**PROBLEM:** Write out the material below again, unchanged.

**ITEMS:**
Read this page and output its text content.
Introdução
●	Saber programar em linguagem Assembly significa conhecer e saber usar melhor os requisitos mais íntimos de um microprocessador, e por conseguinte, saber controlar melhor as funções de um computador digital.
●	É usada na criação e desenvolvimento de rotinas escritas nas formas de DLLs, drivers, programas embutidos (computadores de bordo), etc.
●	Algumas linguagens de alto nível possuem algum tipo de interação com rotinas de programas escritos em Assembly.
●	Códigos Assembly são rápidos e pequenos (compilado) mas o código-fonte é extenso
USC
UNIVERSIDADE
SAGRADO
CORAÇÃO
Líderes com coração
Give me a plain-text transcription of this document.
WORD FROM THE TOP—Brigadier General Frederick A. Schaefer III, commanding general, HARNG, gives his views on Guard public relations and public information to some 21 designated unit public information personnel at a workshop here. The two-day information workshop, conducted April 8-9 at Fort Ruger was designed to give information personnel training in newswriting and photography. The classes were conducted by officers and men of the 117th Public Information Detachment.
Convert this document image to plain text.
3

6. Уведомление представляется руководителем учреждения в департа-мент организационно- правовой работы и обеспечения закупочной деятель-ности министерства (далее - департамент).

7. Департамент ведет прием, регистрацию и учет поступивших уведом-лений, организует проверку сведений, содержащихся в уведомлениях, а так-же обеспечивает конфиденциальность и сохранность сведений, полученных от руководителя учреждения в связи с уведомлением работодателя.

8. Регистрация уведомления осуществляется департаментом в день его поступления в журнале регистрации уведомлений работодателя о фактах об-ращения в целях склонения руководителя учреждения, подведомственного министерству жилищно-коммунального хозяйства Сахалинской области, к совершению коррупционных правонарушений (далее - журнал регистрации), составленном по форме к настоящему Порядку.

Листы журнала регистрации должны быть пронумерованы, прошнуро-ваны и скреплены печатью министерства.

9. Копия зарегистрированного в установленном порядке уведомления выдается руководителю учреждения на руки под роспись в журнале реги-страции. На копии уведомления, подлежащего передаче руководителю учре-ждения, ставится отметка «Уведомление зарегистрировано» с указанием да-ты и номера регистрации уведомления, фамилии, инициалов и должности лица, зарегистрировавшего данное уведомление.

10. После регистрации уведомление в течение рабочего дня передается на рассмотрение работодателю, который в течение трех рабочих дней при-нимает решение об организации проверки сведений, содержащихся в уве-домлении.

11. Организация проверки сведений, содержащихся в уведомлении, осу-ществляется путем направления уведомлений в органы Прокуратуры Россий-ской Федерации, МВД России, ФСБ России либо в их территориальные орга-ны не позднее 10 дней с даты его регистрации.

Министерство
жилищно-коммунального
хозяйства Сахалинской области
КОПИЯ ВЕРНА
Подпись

**RESULT BELOW:**
Read this page and output its text content.
Introdução
●	Saber programar em linguagem Assembly significa conhecer e saber usar melhor os requisitos mais íntimos de um microprocessador, e por conseguinte, saber controlar melhor as funções de um computador digital.
●	É usada na criação e desenvolvimento de rotinas escritas nas formas de DLLs, drivers, programas embutidos (computadores de bordo), etc.
●	Algumas linguagens de alto nível possuem algum tipo de interação com rotinas de programas escritos em Assembly.
●	Códigos Assembly são rápidos e pequenos (compilado) mas o código-fonte é extenso
USC
UNIVERSIDADE
SAGRADO
CORAÇÃO
Líderes com coração
Give me a plain-text transcription of this document.
WORD FROM THE TOP—Brigadier General Frederick A. Schaefer III, commanding general, HARNG, gives his views on Guard public relations and public information to some 21 designated unit public information personnel at a workshop here. The two-day information workshop, conducted April 8-9 at Fort Ruger was designed to give information personnel training in newswriting and photography. The classes were conducted by officers and men of the 117th Public Information Detachment.
Convert this document image to plain text.
3

6. Уведомление представляется руководителем учреждения в департа-мент организационно- правовой работы и обеспечения закупочной деятель-ности министерства (далее - департамент).

7. Департамент ведет прием, регистрацию и учет поступивших уведом-лений, организует проверку сведений, содержащихся в уведомлениях, а так-же обеспечивает конфиденциальность и сохранность сведений, полученных от руководителя учреждения в связи с уведомлением работодателя.

8. Регистрация уведомления осуществляется департаментом в день его поступления в журнале регистрации уведомлений работодателя о фактах об-ращения в целях склонения руководителя учреждения, подведомственного министерству жилищно-коммунального хозяйства Сахалинской области, к совершению коррупционных правонарушений (далее - журнал регистрации), составленном по форме к настоящему Порядку.

Листы журнала регистрации должны быть пронумерованы, прошнуро-ваны и скреплены печатью министерства.

9. Копия зарегистрированного в установленном порядке уведомления выдается руководителю учреждения на руки под роспись в журнале реги-страции. На копии уведомления, подлежащего передаче руководителю учре-ждения, ставится отметка «Уведомление зарегистрировано» с указанием да-ты и номера регистрации уведомления, фамилии, инициалов и должности лица, зарегистрировавшего данное уведомление.

10. После регистрации уведомление в течение рабочего дня передается на рассмотрение работодателю, который в течение трех рабочих дней при-нимает решение об организации проверки сведений, содержащихся в уве-домлении.

11. Организация проверки сведений, содержащихся в уведомлении, осу-ществляется путем направления уведомлений в органы Прокуратуры Россий-ской Федерации, МВД России, ФСБ России либо в их территориальные орга-ны не позднее 10 дней с даты его регистрации.

Министерство
жилищно-коммунального
хозяйства Сахалинской области
КОПИЯ ВЕРНА
Подпись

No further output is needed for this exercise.